◆ **DATA FOR THIS TASK**
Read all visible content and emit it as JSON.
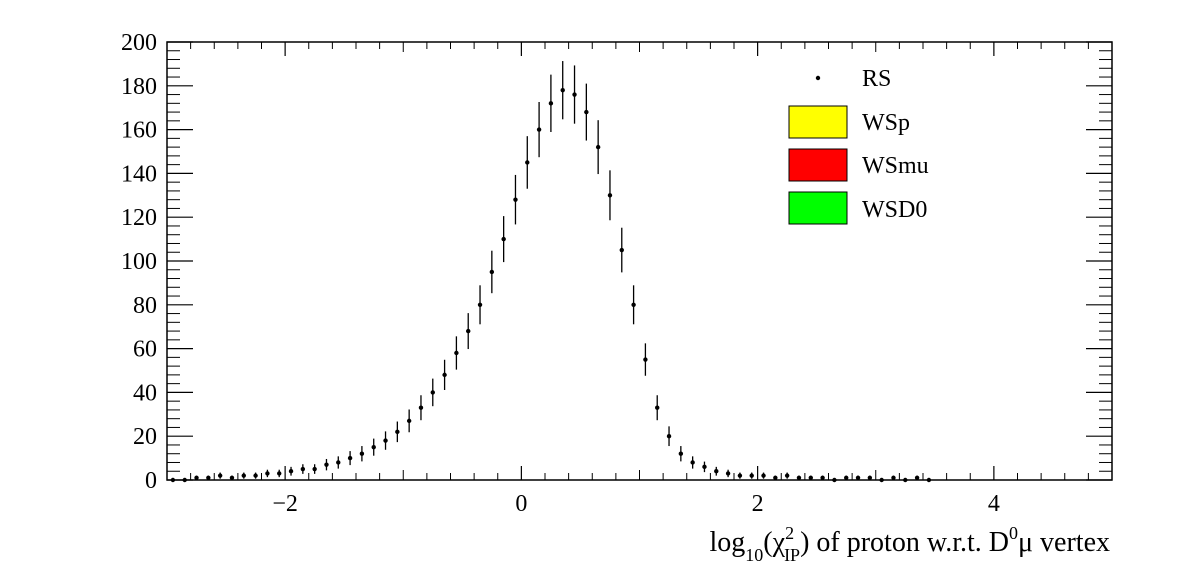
{
  "chart_data": {
    "type": "scatter",
    "title": "",
    "xlabel": {
      "main": "log",
      "sub10": "10",
      "paren_open": "(",
      "chi": "χ",
      "sup2": "2",
      "subIP": "IP",
      "rest": ") of proton w.r.t. D",
      "sup0": "0",
      "mu": "μ",
      "vertex": " vertex"
    },
    "ylabel": "",
    "xlim": [
      -3.0,
      5.0
    ],
    "ylim": [
      0,
      200
    ],
    "xticks": [
      -2,
      0,
      2,
      4
    ],
    "xtick_labels": [
      "−2",
      "0",
      "2",
      "4"
    ],
    "yticks": [
      0,
      20,
      40,
      60,
      80,
      100,
      120,
      140,
      160,
      180,
      200
    ],
    "ytick_labels": [
      "0",
      "20",
      "40",
      "60",
      "80",
      "100",
      "120",
      "140",
      "160",
      "180",
      "200"
    ],
    "grid": false,
    "legend": {
      "placement": "top-right",
      "entries": [
        {
          "label": "RS",
          "style": "marker",
          "color": "#000000"
        },
        {
          "label": "WSp",
          "style": "box",
          "color": "#ffff00"
        },
        {
          "label": "WSmu",
          "style": "box",
          "color": "#ff0000"
        },
        {
          "label": "WSD0",
          "style": "box",
          "color": "#00ff00"
        }
      ]
    },
    "series": [
      {
        "name": "RS",
        "x": [
          -2.95,
          -2.85,
          -2.75,
          -2.65,
          -2.55,
          -2.45,
          -2.35,
          -2.25,
          -2.15,
          -2.05,
          -1.95,
          -1.85,
          -1.75,
          -1.65,
          -1.55,
          -1.45,
          -1.35,
          -1.25,
          -1.15,
          -1.05,
          -0.95,
          -0.85,
          -0.75,
          -0.65,
          -0.55,
          -0.45,
          -0.35,
          -0.25,
          -0.15,
          -0.05,
          0.05,
          0.15,
          0.25,
          0.35,
          0.45,
          0.55,
          0.65,
          0.75,
          0.85,
          0.95,
          1.05,
          1.15,
          1.25,
          1.35,
          1.45,
          1.55,
          1.65,
          1.75,
          1.85,
          1.95,
          2.05,
          2.15,
          2.25,
          2.35,
          2.45,
          2.55,
          2.65,
          2.75,
          2.85,
          2.95,
          3.05,
          3.15,
          3.25,
          3.35,
          3.45
        ],
        "y": [
          0,
          0,
          1,
          1,
          2,
          1,
          2,
          2,
          3,
          3,
          4,
          5,
          5,
          7,
          8,
          10,
          12,
          15,
          18,
          22,
          27,
          33,
          40,
          48,
          58,
          68,
          80,
          95,
          110,
          128,
          145,
          160,
          172,
          178,
          176,
          168,
          152,
          130,
          105,
          80,
          55,
          33,
          20,
          12,
          8,
          6,
          4,
          3,
          2,
          2,
          2,
          1,
          2,
          1,
          1,
          1,
          0,
          1,
          1,
          1,
          0,
          1,
          0,
          1,
          0
        ],
        "yerr": [
          0,
          0,
          1,
          1,
          1.4,
          1,
          1.4,
          1.4,
          1.7,
          1.7,
          2,
          2.2,
          2.2,
          2.6,
          2.8,
          3.2,
          3.5,
          3.9,
          4.2,
          4.7,
          5.2,
          5.7,
          6.3,
          6.9,
          7.6,
          8.2,
          8.9,
          9.7,
          10.5,
          11.3,
          12,
          12.6,
          13.1,
          13.3,
          13.3,
          13,
          12.3,
          11.4,
          10.2,
          8.9,
          7.4,
          5.7,
          4.5,
          3.5,
          2.8,
          2.4,
          2,
          1.7,
          1.4,
          1.4,
          1.4,
          1,
          1.4,
          1,
          1,
          1,
          0,
          1,
          1,
          1,
          0,
          1,
          0,
          1,
          0
        ],
        "color": "#000000"
      }
    ]
  }
}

◆ **EXERCISE DETAILS**
Pictures don't belong in the copy. Transcribe every record exactly as it appears.

◆ **FULL ANSWER**
Read all visible content and emit it as JSON.
{
  "chart_data": {
    "type": "scatter",
    "title": "",
    "xlabel": {
      "main": "log",
      "sub10": "10",
      "paren_open": "(",
      "chi": "χ",
      "sup2": "2",
      "subIP": "IP",
      "rest": ") of proton w.r.t. D",
      "sup0": "0",
      "mu": "μ",
      "vertex": " vertex"
    },
    "ylabel": "",
    "xlim": [
      -3.0,
      5.0
    ],
    "ylim": [
      0,
      200
    ],
    "xticks": [
      -2,
      0,
      2,
      4
    ],
    "xtick_labels": [
      "−2",
      "0",
      "2",
      "4"
    ],
    "yticks": [
      0,
      20,
      40,
      60,
      80,
      100,
      120,
      140,
      160,
      180,
      200
    ],
    "ytick_labels": [
      "0",
      "20",
      "40",
      "60",
      "80",
      "100",
      "120",
      "140",
      "160",
      "180",
      "200"
    ],
    "grid": false,
    "legend": {
      "placement": "top-right",
      "entries": [
        {
          "label": "RS",
          "style": "marker",
          "color": "#000000"
        },
        {
          "label": "WSp",
          "style": "box",
          "color": "#ffff00"
        },
        {
          "label": "WSmu",
          "style": "box",
          "color": "#ff0000"
        },
        {
          "label": "WSD0",
          "style": "box",
          "color": "#00ff00"
        }
      ]
    },
    "series": [
      {
        "name": "RS",
        "x": [
          -2.95,
          -2.85,
          -2.75,
          -2.65,
          -2.55,
          -2.45,
          -2.35,
          -2.25,
          -2.15,
          -2.05,
          -1.95,
          -1.85,
          -1.75,
          -1.65,
          -1.55,
          -1.45,
          -1.35,
          -1.25,
          -1.15,
          -1.05,
          -0.95,
          -0.85,
          -0.75,
          -0.65,
          -0.55,
          -0.45,
          -0.35,
          -0.25,
          -0.15,
          -0.05,
          0.05,
          0.15,
          0.25,
          0.35,
          0.45,
          0.55,
          0.65,
          0.75,
          0.85,
          0.95,
          1.05,
          1.15,
          1.25,
          1.35,
          1.45,
          1.55,
          1.65,
          1.75,
          1.85,
          1.95,
          2.05,
          2.15,
          2.25,
          2.35,
          2.45,
          2.55,
          2.65,
          2.75,
          2.85,
          2.95,
          3.05,
          3.15,
          3.25,
          3.35,
          3.45
        ],
        "y": [
          0,
          0,
          1,
          1,
          2,
          1,
          2,
          2,
          3,
          3,
          4,
          5,
          5,
          7,
          8,
          10,
          12,
          15,
          18,
          22,
          27,
          33,
          40,
          48,
          58,
          68,
          80,
          95,
          110,
          128,
          145,
          160,
          172,
          178,
          176,
          168,
          152,
          130,
          105,
          80,
          55,
          33,
          20,
          12,
          8,
          6,
          4,
          3,
          2,
          2,
          2,
          1,
          2,
          1,
          1,
          1,
          0,
          1,
          1,
          1,
          0,
          1,
          0,
          1,
          0
        ],
        "yerr": [
          0,
          0,
          1,
          1,
          1.4,
          1,
          1.4,
          1.4,
          1.7,
          1.7,
          2,
          2.2,
          2.2,
          2.6,
          2.8,
          3.2,
          3.5,
          3.9,
          4.2,
          4.7,
          5.2,
          5.7,
          6.3,
          6.9,
          7.6,
          8.2,
          8.9,
          9.7,
          10.5,
          11.3,
          12,
          12.6,
          13.1,
          13.3,
          13.3,
          13,
          12.3,
          11.4,
          10.2,
          8.9,
          7.4,
          5.7,
          4.5,
          3.5,
          2.8,
          2.4,
          2,
          1.7,
          1.4,
          1.4,
          1.4,
          1,
          1.4,
          1,
          1,
          1,
          0,
          1,
          1,
          1,
          0,
          1,
          0,
          1,
          0
        ],
        "color": "#000000"
      }
    ]
  }
}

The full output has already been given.